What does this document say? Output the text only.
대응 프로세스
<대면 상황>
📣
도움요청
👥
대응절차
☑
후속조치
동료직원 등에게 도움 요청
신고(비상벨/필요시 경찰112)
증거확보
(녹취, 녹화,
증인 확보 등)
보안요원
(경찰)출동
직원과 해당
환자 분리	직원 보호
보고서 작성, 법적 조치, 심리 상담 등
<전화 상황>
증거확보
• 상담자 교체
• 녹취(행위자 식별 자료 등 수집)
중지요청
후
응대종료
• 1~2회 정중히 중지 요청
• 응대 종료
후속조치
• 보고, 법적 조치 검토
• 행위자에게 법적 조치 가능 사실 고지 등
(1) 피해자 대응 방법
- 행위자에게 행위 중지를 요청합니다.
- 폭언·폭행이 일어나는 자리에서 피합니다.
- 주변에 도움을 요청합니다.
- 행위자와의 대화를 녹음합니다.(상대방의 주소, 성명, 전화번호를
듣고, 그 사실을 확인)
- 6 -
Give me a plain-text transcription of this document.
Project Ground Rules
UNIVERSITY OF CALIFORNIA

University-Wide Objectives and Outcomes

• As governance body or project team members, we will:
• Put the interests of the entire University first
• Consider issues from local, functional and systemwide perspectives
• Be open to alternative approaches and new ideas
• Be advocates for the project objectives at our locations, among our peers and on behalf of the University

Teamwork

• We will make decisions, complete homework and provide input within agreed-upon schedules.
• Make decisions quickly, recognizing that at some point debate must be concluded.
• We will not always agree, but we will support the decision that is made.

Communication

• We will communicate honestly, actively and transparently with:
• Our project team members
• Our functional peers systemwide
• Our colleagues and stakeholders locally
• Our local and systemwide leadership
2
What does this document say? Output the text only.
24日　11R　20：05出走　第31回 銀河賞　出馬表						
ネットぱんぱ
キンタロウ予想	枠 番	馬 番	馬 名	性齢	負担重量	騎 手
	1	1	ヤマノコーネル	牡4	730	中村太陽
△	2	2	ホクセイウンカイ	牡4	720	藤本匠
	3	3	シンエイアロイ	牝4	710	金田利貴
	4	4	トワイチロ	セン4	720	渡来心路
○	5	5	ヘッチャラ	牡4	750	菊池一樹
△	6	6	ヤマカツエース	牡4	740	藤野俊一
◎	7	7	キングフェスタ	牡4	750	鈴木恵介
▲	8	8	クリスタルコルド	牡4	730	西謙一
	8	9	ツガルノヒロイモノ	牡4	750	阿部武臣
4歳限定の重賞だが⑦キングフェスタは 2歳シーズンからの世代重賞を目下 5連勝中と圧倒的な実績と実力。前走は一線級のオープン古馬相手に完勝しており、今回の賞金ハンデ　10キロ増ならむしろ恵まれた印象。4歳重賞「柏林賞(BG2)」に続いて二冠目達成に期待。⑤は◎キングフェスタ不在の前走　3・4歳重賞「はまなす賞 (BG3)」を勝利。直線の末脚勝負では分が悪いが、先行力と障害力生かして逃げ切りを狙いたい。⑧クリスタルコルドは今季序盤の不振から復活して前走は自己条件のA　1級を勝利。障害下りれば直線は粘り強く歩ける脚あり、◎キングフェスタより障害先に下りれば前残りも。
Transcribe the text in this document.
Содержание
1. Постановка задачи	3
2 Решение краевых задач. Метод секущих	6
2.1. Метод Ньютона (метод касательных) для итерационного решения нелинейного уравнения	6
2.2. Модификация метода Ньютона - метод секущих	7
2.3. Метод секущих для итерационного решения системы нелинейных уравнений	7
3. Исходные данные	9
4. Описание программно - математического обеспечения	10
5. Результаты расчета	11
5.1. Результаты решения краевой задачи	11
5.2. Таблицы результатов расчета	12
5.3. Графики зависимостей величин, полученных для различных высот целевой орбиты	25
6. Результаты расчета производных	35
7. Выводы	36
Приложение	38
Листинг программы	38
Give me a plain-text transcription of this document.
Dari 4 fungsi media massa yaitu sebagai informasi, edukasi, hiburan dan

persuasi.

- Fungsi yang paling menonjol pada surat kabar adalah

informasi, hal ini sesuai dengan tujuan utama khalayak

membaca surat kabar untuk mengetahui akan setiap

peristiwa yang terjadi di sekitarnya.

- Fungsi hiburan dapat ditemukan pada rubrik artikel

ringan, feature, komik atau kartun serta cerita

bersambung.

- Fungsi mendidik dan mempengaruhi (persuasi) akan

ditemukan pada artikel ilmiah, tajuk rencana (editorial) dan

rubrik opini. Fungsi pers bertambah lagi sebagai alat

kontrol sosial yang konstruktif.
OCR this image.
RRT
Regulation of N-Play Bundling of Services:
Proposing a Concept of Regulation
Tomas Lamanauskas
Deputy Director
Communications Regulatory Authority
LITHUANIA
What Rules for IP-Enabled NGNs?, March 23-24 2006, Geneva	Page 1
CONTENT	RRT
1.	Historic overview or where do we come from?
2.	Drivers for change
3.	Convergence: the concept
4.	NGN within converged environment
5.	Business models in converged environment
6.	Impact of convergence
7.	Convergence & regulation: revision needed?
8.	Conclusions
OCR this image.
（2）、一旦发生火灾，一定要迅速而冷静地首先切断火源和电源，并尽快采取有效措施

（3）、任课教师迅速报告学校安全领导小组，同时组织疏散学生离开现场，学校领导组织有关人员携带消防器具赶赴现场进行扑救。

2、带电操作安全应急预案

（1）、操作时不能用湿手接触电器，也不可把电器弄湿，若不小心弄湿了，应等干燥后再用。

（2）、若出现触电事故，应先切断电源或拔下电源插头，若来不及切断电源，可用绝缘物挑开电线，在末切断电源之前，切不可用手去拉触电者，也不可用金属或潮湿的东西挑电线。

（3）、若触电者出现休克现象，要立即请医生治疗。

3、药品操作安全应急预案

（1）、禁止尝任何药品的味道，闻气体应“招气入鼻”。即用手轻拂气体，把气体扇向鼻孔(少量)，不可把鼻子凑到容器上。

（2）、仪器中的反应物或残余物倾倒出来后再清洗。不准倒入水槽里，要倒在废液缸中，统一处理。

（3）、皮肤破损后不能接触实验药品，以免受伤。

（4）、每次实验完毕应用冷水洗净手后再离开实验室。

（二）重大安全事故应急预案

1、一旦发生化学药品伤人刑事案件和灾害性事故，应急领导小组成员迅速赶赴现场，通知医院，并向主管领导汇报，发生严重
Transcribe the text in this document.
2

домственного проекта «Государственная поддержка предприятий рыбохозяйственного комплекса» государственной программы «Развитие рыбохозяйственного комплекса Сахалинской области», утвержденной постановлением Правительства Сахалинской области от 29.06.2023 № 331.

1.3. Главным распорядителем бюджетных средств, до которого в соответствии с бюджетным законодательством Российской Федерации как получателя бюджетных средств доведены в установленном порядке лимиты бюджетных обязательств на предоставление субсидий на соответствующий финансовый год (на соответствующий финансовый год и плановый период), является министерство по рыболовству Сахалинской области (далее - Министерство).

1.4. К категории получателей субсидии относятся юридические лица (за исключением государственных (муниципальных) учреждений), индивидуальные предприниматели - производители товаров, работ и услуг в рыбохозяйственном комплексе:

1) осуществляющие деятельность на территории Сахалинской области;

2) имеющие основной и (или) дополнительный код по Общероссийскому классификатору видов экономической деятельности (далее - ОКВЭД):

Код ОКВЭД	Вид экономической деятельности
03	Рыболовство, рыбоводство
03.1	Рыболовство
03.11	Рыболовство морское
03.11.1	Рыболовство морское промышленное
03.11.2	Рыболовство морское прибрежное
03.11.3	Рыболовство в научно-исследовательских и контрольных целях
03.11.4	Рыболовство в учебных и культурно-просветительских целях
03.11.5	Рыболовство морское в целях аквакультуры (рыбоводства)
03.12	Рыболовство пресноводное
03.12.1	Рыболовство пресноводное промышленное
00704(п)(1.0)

┄┄┄┄┄┄┄┄┄┄

### Aim of the exercise:
Return the lines of the records that include the string "ditemukan".

### Output below:
- Fungsi hiburan dapat ditemukan pada rubrik artikel
ditemukan pada artikel ilmiah, tajuk rencana (editorial) dan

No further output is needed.